Select the lines below containing the word "последовательности".

> **Excerpted data**
========================================
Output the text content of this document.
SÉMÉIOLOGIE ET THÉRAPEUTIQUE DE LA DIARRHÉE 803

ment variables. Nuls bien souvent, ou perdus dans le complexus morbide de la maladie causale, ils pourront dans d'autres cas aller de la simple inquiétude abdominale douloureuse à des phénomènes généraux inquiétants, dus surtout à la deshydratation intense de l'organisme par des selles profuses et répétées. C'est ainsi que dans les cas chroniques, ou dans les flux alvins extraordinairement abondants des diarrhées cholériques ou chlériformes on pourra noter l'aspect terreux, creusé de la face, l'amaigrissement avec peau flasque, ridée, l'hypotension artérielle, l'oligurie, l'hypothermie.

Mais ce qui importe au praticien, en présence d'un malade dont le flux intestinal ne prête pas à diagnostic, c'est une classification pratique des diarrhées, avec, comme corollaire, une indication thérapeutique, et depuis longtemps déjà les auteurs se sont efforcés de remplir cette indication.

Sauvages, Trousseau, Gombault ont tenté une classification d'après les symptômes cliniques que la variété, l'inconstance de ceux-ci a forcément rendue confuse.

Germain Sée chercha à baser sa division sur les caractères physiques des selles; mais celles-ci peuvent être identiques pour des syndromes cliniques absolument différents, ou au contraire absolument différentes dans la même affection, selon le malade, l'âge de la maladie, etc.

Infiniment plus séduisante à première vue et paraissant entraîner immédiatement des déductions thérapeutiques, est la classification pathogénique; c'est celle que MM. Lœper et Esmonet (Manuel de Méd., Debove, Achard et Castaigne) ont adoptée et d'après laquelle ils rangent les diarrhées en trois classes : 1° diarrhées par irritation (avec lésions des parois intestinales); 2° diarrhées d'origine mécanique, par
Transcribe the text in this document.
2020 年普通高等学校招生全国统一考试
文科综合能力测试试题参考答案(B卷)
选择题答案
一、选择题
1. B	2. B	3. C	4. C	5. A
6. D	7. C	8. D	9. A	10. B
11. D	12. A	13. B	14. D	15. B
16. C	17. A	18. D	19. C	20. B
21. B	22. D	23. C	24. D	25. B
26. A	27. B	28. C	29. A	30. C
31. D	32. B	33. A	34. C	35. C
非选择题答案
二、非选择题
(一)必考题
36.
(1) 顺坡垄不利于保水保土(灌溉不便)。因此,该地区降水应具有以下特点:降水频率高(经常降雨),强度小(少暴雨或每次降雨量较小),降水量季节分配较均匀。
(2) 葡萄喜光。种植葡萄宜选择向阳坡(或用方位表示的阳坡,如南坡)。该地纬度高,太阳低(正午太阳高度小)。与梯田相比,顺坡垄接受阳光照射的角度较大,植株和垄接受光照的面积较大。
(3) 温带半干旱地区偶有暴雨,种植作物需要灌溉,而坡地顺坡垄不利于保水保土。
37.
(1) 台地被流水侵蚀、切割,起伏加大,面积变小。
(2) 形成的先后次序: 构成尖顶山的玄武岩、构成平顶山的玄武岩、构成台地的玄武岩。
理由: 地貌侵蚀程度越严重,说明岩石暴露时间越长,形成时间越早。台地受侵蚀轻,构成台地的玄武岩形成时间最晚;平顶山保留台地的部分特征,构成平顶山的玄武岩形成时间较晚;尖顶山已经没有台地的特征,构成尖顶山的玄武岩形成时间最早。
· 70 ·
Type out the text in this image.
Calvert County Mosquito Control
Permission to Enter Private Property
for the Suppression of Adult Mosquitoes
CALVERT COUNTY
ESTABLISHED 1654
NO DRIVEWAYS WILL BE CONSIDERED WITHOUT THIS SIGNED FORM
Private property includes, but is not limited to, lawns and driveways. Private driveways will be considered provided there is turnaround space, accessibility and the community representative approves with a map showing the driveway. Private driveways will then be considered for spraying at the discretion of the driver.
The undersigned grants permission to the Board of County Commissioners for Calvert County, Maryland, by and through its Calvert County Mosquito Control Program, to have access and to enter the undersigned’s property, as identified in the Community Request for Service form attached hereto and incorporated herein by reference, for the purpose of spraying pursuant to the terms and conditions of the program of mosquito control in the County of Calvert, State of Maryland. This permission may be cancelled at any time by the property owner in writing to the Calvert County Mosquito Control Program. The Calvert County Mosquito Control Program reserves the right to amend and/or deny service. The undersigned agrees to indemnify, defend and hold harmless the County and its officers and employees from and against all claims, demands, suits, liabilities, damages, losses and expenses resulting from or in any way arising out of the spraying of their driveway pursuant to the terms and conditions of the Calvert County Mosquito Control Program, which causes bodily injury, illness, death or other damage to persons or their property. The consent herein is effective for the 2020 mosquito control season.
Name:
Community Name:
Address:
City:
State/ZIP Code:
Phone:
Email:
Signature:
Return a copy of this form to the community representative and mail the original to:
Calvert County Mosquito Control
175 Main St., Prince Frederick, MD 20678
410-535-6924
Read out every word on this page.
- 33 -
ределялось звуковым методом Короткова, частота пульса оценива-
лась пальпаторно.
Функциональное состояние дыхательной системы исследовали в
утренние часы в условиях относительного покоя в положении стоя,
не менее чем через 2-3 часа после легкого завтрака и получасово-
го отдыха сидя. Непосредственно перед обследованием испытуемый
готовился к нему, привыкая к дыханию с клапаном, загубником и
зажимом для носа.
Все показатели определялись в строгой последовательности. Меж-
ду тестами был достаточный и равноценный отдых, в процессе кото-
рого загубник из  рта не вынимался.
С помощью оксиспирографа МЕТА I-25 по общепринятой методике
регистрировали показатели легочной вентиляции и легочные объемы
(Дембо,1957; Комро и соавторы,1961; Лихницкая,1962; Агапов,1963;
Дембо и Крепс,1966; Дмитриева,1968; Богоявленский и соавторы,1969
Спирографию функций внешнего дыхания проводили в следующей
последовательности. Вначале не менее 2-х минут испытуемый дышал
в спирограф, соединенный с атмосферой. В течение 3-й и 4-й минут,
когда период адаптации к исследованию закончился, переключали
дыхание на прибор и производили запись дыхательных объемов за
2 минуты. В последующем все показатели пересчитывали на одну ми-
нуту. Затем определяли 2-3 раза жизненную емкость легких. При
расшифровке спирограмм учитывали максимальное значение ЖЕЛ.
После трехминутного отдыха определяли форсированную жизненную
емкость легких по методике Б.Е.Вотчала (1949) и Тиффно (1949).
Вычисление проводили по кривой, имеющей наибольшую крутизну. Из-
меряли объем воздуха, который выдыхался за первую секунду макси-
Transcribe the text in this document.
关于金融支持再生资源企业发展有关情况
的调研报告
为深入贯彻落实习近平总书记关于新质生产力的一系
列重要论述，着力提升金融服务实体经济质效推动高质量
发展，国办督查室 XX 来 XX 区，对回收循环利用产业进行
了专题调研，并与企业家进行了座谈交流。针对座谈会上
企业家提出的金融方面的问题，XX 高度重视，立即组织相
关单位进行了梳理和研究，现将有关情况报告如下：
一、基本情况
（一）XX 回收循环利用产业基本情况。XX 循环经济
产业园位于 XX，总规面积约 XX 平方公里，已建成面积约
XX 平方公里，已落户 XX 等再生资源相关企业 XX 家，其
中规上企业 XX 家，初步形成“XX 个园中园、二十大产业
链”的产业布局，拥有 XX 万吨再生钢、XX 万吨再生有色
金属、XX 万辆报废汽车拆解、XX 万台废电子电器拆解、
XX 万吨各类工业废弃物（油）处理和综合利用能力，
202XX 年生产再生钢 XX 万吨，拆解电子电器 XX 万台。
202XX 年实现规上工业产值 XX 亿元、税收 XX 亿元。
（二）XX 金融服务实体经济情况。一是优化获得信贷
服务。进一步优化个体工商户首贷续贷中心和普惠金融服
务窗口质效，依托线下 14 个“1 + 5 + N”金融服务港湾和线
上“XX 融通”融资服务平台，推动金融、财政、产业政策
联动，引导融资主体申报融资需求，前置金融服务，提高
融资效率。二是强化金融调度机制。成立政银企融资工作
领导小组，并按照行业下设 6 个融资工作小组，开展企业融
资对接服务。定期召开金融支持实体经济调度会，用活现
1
========================================
> **Result of the task**
Все показатели определялись в строгой последовательности. Меж-
последовательности. Вначале не менее 2-х минут испытуемый дышал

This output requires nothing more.